### Records shown ###

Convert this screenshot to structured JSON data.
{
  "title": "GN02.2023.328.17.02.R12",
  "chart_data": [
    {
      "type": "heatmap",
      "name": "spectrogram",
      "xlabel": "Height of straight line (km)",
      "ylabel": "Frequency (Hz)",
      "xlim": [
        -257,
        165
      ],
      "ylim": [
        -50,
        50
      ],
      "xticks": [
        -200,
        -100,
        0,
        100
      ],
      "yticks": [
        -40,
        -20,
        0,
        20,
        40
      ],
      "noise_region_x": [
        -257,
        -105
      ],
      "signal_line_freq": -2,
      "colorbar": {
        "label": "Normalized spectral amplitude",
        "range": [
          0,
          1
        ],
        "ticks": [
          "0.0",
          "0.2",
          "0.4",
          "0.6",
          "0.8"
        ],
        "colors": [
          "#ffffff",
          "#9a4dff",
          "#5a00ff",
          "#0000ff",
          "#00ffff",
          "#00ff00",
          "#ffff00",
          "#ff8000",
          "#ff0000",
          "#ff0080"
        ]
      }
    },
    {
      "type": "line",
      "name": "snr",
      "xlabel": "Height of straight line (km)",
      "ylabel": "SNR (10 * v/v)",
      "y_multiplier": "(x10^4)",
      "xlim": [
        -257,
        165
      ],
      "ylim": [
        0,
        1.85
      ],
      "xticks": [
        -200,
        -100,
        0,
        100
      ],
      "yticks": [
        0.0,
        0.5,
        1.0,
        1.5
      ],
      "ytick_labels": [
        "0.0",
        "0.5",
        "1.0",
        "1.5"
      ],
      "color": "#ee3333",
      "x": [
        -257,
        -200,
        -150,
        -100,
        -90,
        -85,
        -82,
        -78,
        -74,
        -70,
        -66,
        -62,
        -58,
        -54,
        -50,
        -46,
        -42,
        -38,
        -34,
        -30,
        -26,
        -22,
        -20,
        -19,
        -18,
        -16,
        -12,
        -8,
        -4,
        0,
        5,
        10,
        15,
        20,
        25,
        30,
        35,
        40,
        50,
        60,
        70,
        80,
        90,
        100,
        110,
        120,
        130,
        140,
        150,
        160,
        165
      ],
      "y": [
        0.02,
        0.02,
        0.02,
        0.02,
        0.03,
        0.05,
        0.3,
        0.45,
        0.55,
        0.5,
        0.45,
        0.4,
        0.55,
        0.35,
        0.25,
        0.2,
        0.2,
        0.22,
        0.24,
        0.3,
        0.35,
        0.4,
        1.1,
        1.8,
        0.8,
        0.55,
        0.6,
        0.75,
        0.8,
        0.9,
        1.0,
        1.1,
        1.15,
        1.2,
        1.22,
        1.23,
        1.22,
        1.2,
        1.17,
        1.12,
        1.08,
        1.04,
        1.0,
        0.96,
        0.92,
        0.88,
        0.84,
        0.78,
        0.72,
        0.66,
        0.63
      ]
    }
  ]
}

###

**The task**
What do the records say? Quote them all exactly.

**Correct response**
Convert this screenshot to structured JSON data.
{
  "title": "GN02.2023.328.17.02.R12",
  "chart_data": [
    {
      "type": "heatmap",
      "name": "spectrogram",
      "xlabel": "Height of straight line (km)",
      "ylabel": "Frequency (Hz)",
      "xlim": [
        -257,
        165
      ],
      "ylim": [
        -50,
        50
      ],
      "xticks": [
        -200,
        -100,
        0,
        100
      ],
      "yticks": [
        -40,
        -20,
        0,
        20,
        40
      ],
      "noise_region_x": [
        -257,
        -105
      ],
      "signal_line_freq": -2,
      "colorbar": {
        "label": "Normalized spectral amplitude",
        "range": [
          0,
          1
        ],
        "ticks": [
          "0.0",
          "0.2",
          "0.4",
          "0.6",
          "0.8"
        ],
        "colors": [
          "#ffffff",
          "#9a4dff",
          "#5a00ff",
          "#0000ff",
          "#00ffff",
          "#00ff00",
          "#ffff00",
          "#ff8000",
          "#ff0000",
          "#ff0080"
        ]
      }
    },
    {
      "type": "line",
      "name": "snr",
      "xlabel": "Height of straight line (km)",
      "ylabel": "SNR (10 * v/v)",
      "y_multiplier": "(x10^4)",
      "xlim": [
        -257,
        165
      ],
      "ylim": [
        0,
        1.85
      ],
      "xticks": [
        -200,
        -100,
        0,
        100
      ],
      "yticks": [
        0.0,
        0.5,
        1.0,
        1.5
      ],
      "ytick_labels": [
        "0.0",
        "0.5",
        "1.0",
        "1.5"
      ],
      "color": "#ee3333",
      "x": [
        -257,
        -200,
        -150,
        -100,
        -90,
        -85,
        -82,
        -78,
        -74,
        -70,
        -66,
        -62,
        -58,
        -54,
        -50,
        -46,
        -42,
        -38,
        -34,
        -30,
        -26,
        -22,
        -20,
        -19,
        -18,
        -16,
        -12,
        -8,
        -4,
        0,
        5,
        10,
        15,
        20,
        25,
        30,
        35,
        40,
        50,
        60,
        70,
        80,
        90,
        100,
        110,
        120,
        130,
        140,
        150,
        160,
        165
      ],
      "y": [
        0.02,
        0.02,
        0.02,
        0.02,
        0.03,
        0.05,
        0.3,
        0.45,
        0.55,
        0.5,
        0.45,
        0.4,
        0.55,
        0.35,
        0.25,
        0.2,
        0.2,
        0.22,
        0.24,
        0.3,
        0.35,
        0.4,
        1.1,
        1.8,
        0.8,
        0.55,
        0.6,
        0.75,
        0.8,
        0.9,
        1.0,
        1.1,
        1.15,
        1.2,
        1.22,
        1.23,
        1.22,
        1.2,
        1.17,
        1.12,
        1.08,
        1.04,
        1.0,
        0.96,
        0.92,
        0.88,
        0.84,
        0.78,
        0.72,
        0.66,
        0.63
      ]
    }
  ]
}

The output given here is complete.